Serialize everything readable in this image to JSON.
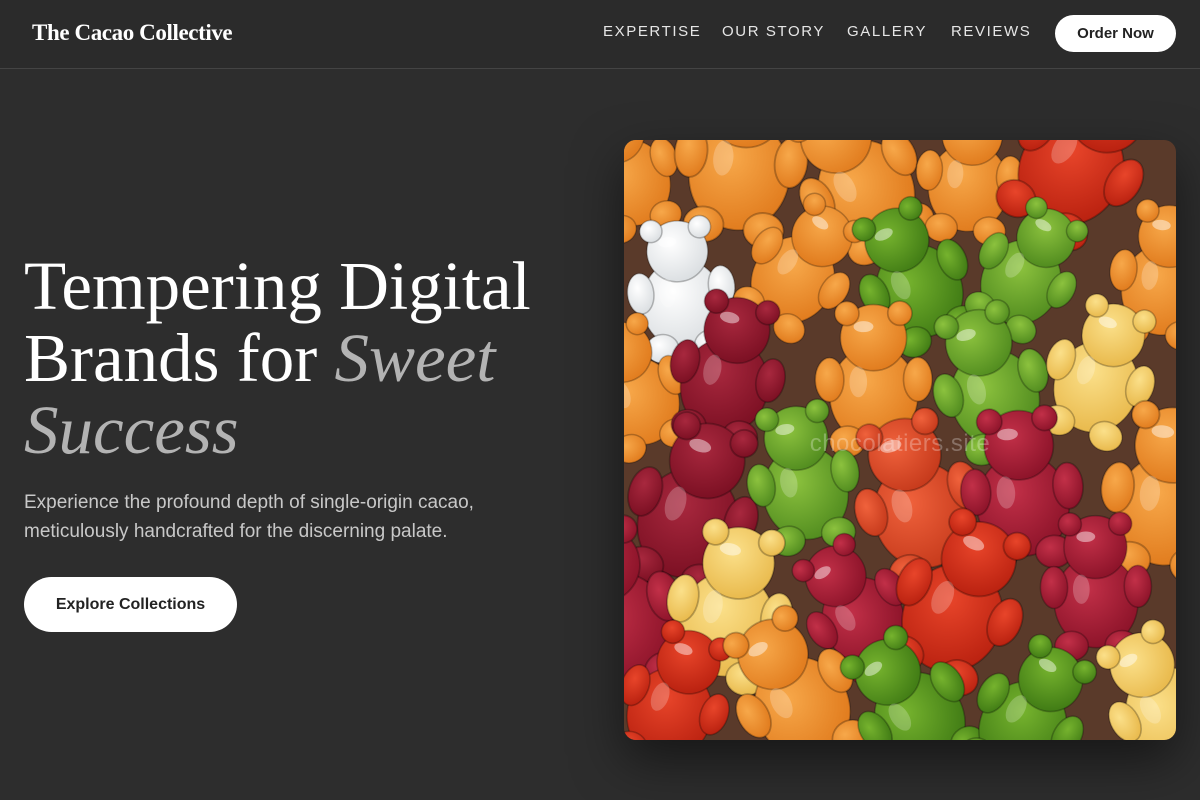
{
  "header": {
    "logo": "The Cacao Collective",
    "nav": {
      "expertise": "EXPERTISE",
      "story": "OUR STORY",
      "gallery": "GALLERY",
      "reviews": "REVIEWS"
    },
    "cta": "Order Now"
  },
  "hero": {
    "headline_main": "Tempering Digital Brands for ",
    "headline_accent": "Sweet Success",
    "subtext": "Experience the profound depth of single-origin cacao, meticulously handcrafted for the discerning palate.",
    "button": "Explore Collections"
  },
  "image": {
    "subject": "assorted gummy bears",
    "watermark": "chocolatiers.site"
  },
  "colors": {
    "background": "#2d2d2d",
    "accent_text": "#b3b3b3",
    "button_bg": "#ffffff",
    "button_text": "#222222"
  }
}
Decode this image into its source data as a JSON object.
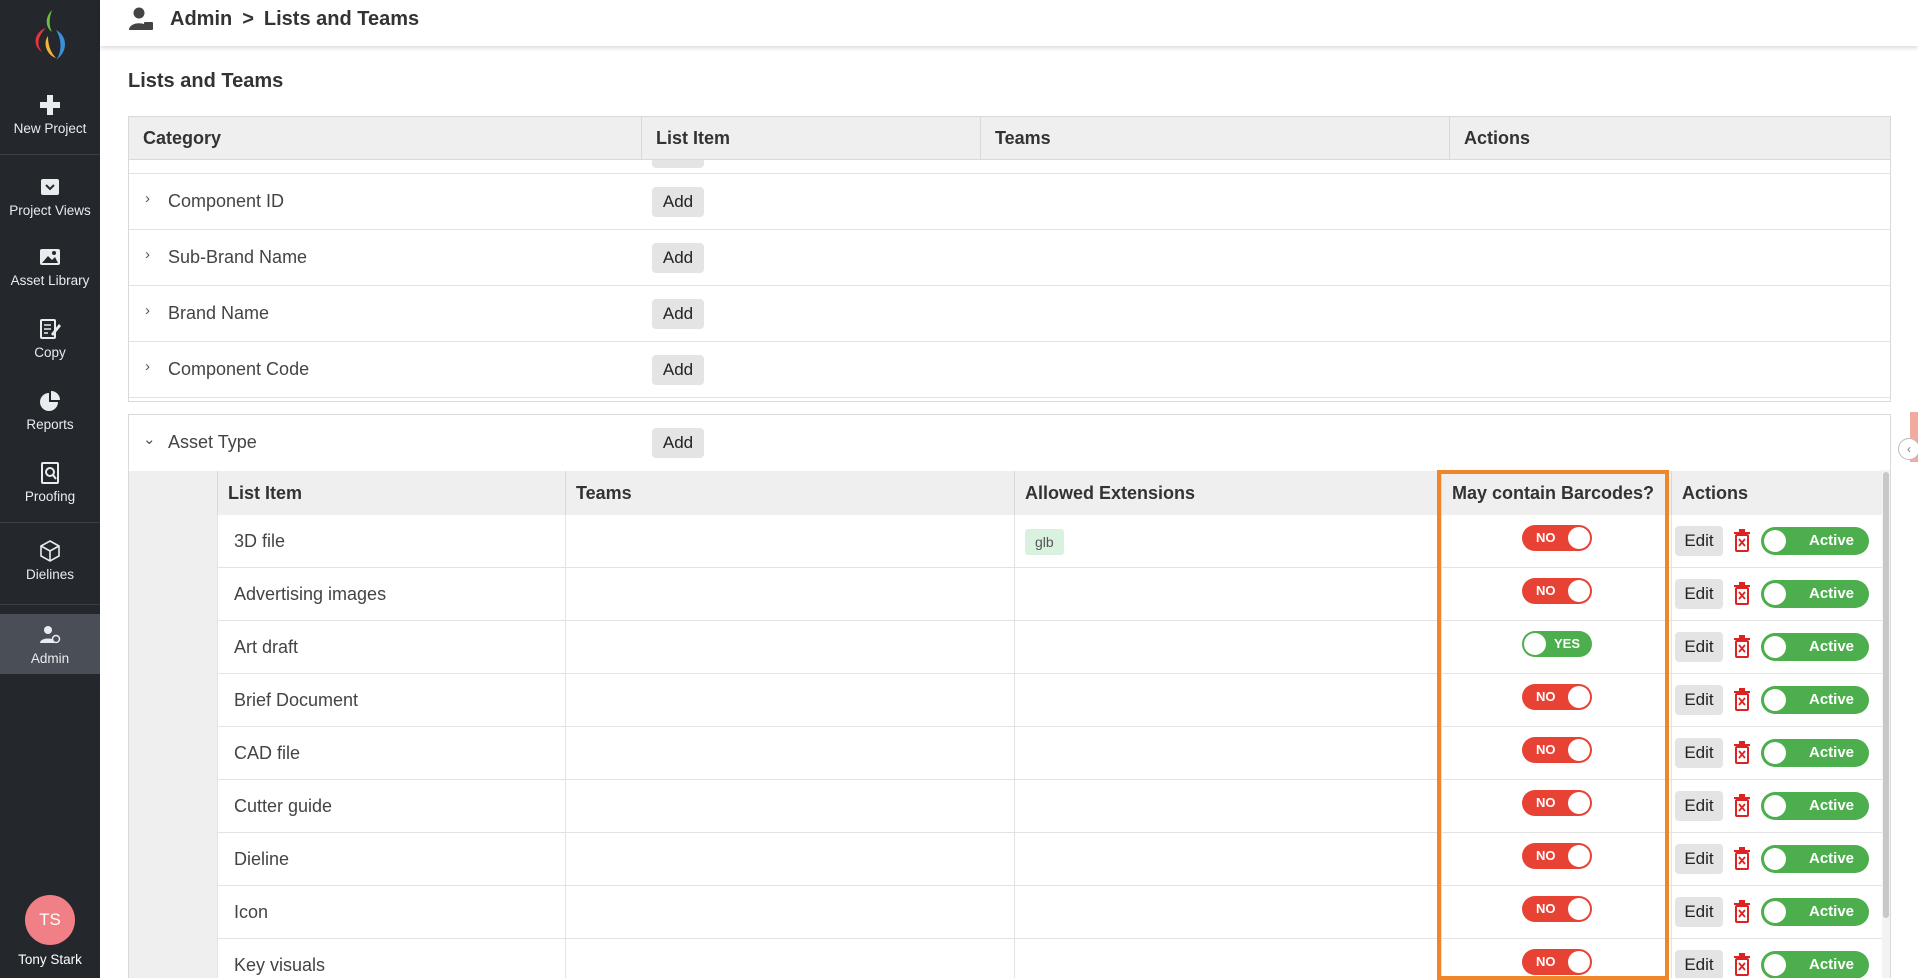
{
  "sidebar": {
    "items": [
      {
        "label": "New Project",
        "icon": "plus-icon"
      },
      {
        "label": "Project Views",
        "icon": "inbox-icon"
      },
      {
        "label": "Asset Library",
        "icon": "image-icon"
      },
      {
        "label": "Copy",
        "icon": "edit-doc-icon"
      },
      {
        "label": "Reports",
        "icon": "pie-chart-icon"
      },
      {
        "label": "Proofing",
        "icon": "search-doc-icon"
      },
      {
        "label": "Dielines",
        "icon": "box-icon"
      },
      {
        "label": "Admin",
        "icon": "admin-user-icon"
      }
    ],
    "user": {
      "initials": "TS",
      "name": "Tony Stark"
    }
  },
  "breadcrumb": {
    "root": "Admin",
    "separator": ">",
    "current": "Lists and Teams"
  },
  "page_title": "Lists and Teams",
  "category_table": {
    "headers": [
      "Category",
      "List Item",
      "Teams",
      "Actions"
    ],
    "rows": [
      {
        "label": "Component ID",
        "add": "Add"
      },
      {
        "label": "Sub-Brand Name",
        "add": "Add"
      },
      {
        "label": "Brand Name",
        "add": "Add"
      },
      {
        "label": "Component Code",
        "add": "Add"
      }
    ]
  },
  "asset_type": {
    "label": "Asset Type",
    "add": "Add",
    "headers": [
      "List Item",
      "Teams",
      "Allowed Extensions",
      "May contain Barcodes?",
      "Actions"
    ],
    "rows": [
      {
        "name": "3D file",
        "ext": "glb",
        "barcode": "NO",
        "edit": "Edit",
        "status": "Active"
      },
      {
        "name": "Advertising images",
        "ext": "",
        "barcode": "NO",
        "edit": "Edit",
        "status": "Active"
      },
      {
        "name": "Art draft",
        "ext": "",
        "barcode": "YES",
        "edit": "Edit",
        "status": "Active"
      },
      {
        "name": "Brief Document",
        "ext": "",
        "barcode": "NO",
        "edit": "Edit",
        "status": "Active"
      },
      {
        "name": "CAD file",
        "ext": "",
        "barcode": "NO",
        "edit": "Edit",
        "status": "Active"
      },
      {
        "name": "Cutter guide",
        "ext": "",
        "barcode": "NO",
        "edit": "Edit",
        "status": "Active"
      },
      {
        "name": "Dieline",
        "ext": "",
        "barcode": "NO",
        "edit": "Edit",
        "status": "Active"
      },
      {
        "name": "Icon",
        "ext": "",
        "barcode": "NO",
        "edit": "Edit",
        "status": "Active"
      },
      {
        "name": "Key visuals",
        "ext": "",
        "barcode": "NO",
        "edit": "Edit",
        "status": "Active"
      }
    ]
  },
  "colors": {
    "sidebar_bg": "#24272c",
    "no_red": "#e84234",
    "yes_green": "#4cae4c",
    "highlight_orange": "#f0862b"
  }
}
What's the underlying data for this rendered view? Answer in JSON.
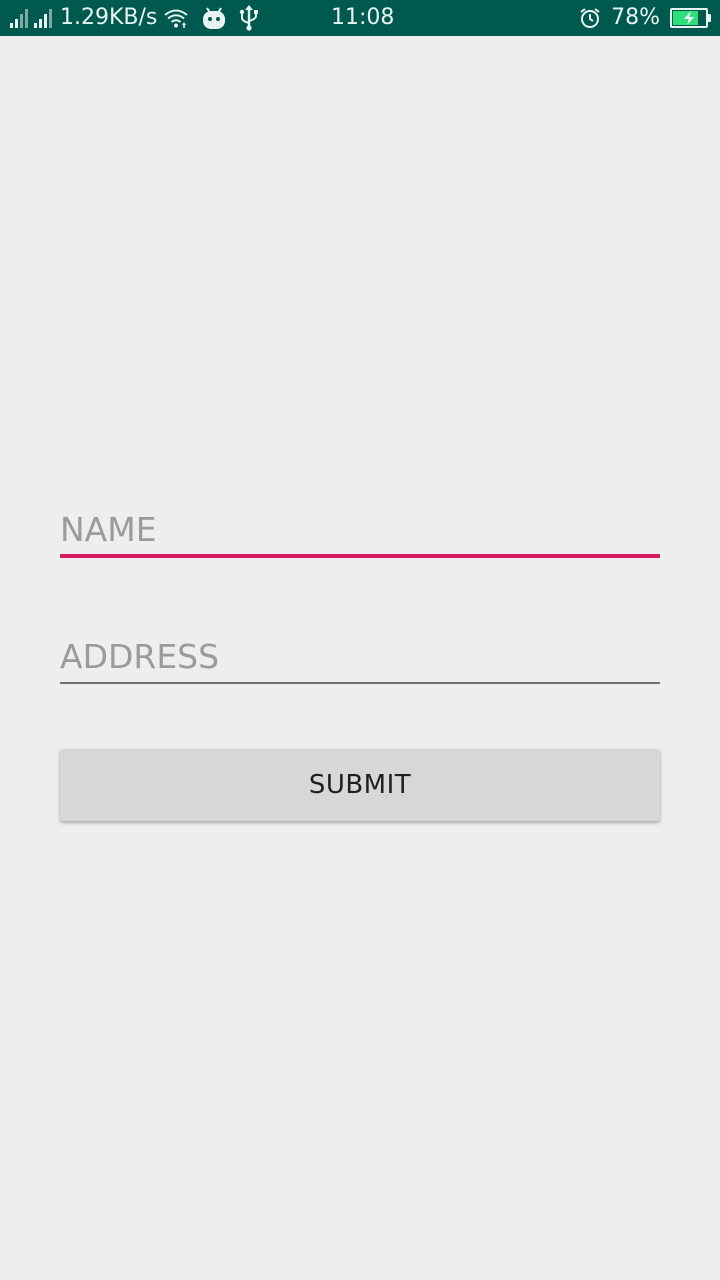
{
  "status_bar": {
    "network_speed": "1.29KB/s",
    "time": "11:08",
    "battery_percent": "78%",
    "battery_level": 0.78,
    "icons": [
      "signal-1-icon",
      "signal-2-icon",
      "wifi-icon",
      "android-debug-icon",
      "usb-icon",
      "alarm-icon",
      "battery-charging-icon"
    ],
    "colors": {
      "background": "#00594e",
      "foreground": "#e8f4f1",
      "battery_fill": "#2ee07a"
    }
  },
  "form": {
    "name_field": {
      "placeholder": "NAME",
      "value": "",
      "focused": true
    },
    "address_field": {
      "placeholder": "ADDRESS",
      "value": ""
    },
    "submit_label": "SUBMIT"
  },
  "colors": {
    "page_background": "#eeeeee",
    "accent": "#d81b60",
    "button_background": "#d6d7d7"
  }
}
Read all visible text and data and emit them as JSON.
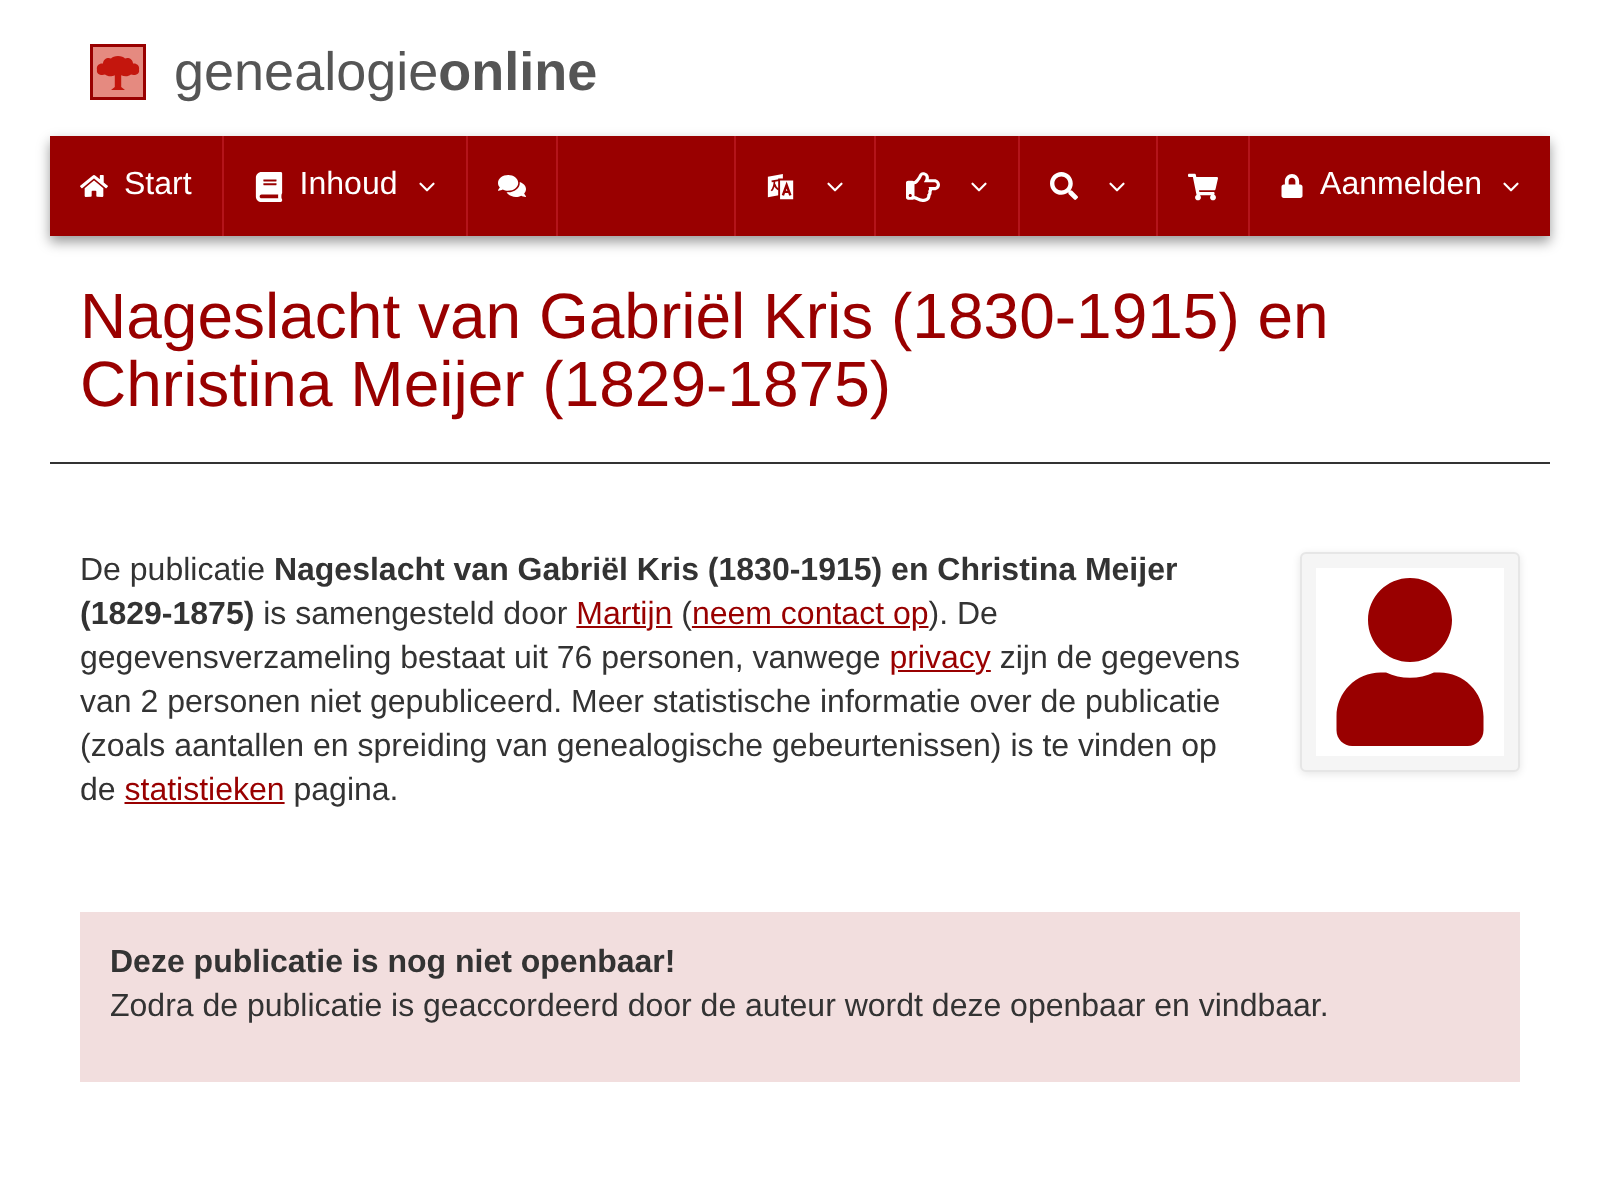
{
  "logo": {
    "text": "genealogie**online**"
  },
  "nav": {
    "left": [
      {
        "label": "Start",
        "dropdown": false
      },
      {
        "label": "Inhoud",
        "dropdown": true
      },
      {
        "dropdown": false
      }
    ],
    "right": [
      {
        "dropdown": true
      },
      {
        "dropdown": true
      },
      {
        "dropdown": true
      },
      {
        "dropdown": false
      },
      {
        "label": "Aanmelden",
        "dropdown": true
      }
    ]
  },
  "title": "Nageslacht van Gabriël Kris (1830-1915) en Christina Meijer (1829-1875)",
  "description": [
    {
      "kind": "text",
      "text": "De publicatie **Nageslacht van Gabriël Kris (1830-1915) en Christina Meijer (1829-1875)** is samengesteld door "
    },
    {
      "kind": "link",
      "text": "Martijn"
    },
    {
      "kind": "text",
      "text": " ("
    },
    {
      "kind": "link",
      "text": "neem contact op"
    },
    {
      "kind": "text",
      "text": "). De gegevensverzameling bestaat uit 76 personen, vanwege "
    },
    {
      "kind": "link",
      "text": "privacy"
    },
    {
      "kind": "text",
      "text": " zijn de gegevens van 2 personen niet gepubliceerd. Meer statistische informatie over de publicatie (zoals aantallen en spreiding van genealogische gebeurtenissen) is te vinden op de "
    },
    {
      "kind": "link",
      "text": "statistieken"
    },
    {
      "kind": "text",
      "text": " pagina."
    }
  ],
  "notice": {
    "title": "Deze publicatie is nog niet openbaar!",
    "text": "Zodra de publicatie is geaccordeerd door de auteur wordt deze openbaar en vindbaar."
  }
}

Problem details:
Repeat the material exactly as it reads, without any of its pictures.

Full answer:
Serialize everything readable in this image to JSON.
{
  "header": {
    "logo": "The Cacao Collective",
    "nav": {
      "expertise": "EXPERTISE",
      "story": "OUR STORY",
      "gallery": "GALLERY",
      "reviews": "REVIEWS"
    },
    "cta": "Order Now"
  },
  "hero": {
    "headline_main": "Tempering Digital Brands for ",
    "headline_accent": "Sweet Success",
    "subtext": "Experience the profound depth of single-origin cacao, meticulously handcrafted for the discerning palate.",
    "button": "Explore Collections"
  },
  "image": {
    "subject": "assorted gummy bears",
    "watermark": "chocolatiers.site"
  },
  "colors": {
    "background": "#2d2d2d",
    "accent_text": "#b3b3b3",
    "button_bg": "#ffffff",
    "button_text": "#222222"
  }
}
Decode this image into its source data as a JSON object.
{
  "sidebar": {
    "items": [
      {
        "label": "New Project",
        "icon": "plus-icon"
      },
      {
        "label": "Project Views",
        "icon": "inbox-icon"
      },
      {
        "label": "Asset Library",
        "icon": "image-icon"
      },
      {
        "label": "Copy",
        "icon": "edit-doc-icon"
      },
      {
        "label": "Reports",
        "icon": "pie-chart-icon"
      },
      {
        "label": "Proofing",
        "icon": "search-doc-icon"
      },
      {
        "label": "Dielines",
        "icon": "box-icon"
      },
      {
        "label": "Admin",
        "icon": "admin-user-icon"
      }
    ],
    "user": {
      "initials": "TS",
      "name": "Tony Stark"
    }
  },
  "breadcrumb": {
    "root": "Admin",
    "separator": ">",
    "current": "Lists and Teams"
  },
  "page_title": "Lists and Teams",
  "category_table": {
    "headers": [
      "Category",
      "List Item",
      "Teams",
      "Actions"
    ],
    "rows": [
      {
        "label": "Component ID",
        "add": "Add"
      },
      {
        "label": "Sub-Brand Name",
        "add": "Add"
      },
      {
        "label": "Brand Name",
        "add": "Add"
      },
      {
        "label": "Component Code",
        "add": "Add"
      }
    ]
  },
  "asset_type": {
    "label": "Asset Type",
    "add": "Add",
    "headers": [
      "List Item",
      "Teams",
      "Allowed Extensions",
      "May contain Barcodes?",
      "Actions"
    ],
    "rows": [
      {
        "name": "3D file",
        "ext": "glb",
        "barcode": "NO",
        "edit": "Edit",
        "status": "Active"
      },
      {
        "name": "Advertising images",
        "ext": "",
        "barcode": "NO",
        "edit": "Edit",
        "status": "Active"
      },
      {
        "name": "Art draft",
        "ext": "",
        "barcode": "YES",
        "edit": "Edit",
        "status": "Active"
      },
      {
        "name": "Brief Document",
        "ext": "",
        "barcode": "NO",
        "edit": "Edit",
        "status": "Active"
      },
      {
        "name": "CAD file",
        "ext": "",
        "barcode": "NO",
        "edit": "Edit",
        "status": "Active"
      },
      {
        "name": "Cutter guide",
        "ext": "",
        "barcode": "NO",
        "edit": "Edit",
        "status": "Active"
      },
      {
        "name": "Dieline",
        "ext": "",
        "barcode": "NO",
        "edit": "Edit",
        "status": "Active"
      },
      {
        "name": "Icon",
        "ext": "",
        "barcode": "NO",
        "edit": "Edit",
        "status": "Active"
      },
      {
        "name": "Key visuals",
        "ext": "",
        "barcode": "NO",
        "edit": "Edit",
        "status": "Active"
      }
    ]
  },
  "colors": {
    "sidebar_bg": "#24272c",
    "no_red": "#e84234",
    "yes_green": "#4cae4c",
    "highlight_orange": "#f0862b"
  }
}
What's the underlying data for this rendered view? Answer in JSON.
{
  "status_bar": {
    "network_speed": "1.29KB/s",
    "time": "11:08",
    "battery_percent": "78%",
    "battery_level": 0.78,
    "icons": [
      "signal-1-icon",
      "signal-2-icon",
      "wifi-icon",
      "android-debug-icon",
      "usb-icon",
      "alarm-icon",
      "battery-charging-icon"
    ],
    "colors": {
      "background": "#00594e",
      "foreground": "#e8f4f1",
      "battery_fill": "#2ee07a"
    }
  },
  "form": {
    "name_field": {
      "placeholder": "NAME",
      "value": "",
      "focused": true
    },
    "address_field": {
      "placeholder": "ADDRESS",
      "value": ""
    },
    "submit_label": "SUBMIT"
  },
  "colors": {
    "page_background": "#eeeeee",
    "accent": "#d81b60",
    "button_background": "#d6d7d7"
  }
}
Read all visible text and data and emit them as JSON.
{
  "logo": {
    "text": "genealogie**online**"
  },
  "nav": {
    "left": [
      {
        "label": "Start",
        "dropdown": false
      },
      {
        "label": "Inhoud",
        "dropdown": true
      },
      {
        "dropdown": false
      }
    ],
    "right": [
      {
        "dropdown": true
      },
      {
        "dropdown": true
      },
      {
        "dropdown": true
      },
      {
        "dropdown": false
      },
      {
        "label": "Aanmelden",
        "dropdown": true
      }
    ]
  },
  "title": "Nageslacht van Gabriël Kris (1830-1915) en Christina Meijer (1829-1875)",
  "description": [
    {
      "kind": "text",
      "text": "De publicatie **Nageslacht van Gabriël Kris (1830-1915) en Christina Meijer (1829-1875)** is samengesteld door "
    },
    {
      "kind": "link",
      "text": "Martijn"
    },
    {
      "kind": "text",
      "text": " ("
    },
    {
      "kind": "link",
      "text": "neem contact op"
    },
    {
      "kind": "text",
      "text": "). De gegevensverzameling bestaat uit 76 personen, vanwege "
    },
    {
      "kind": "link",
      "text": "privacy"
    },
    {
      "kind": "text",
      "text": " zijn de gegevens van 2 personen niet gepubliceerd. Meer statistische informatie over de publicatie (zoals aantallen en spreiding van genealogische gebeurtenissen) is te vinden op de "
    },
    {
      "kind": "link",
      "text": "statistieken"
    },
    {
      "kind": "text",
      "text": " pagina."
    }
  ],
  "notice": {
    "title": "Deze publicatie is nog niet openbaar!",
    "text": "Zodra de publicatie is geaccordeerd door de auteur wordt deze openbaar en vindbaar."
  }
}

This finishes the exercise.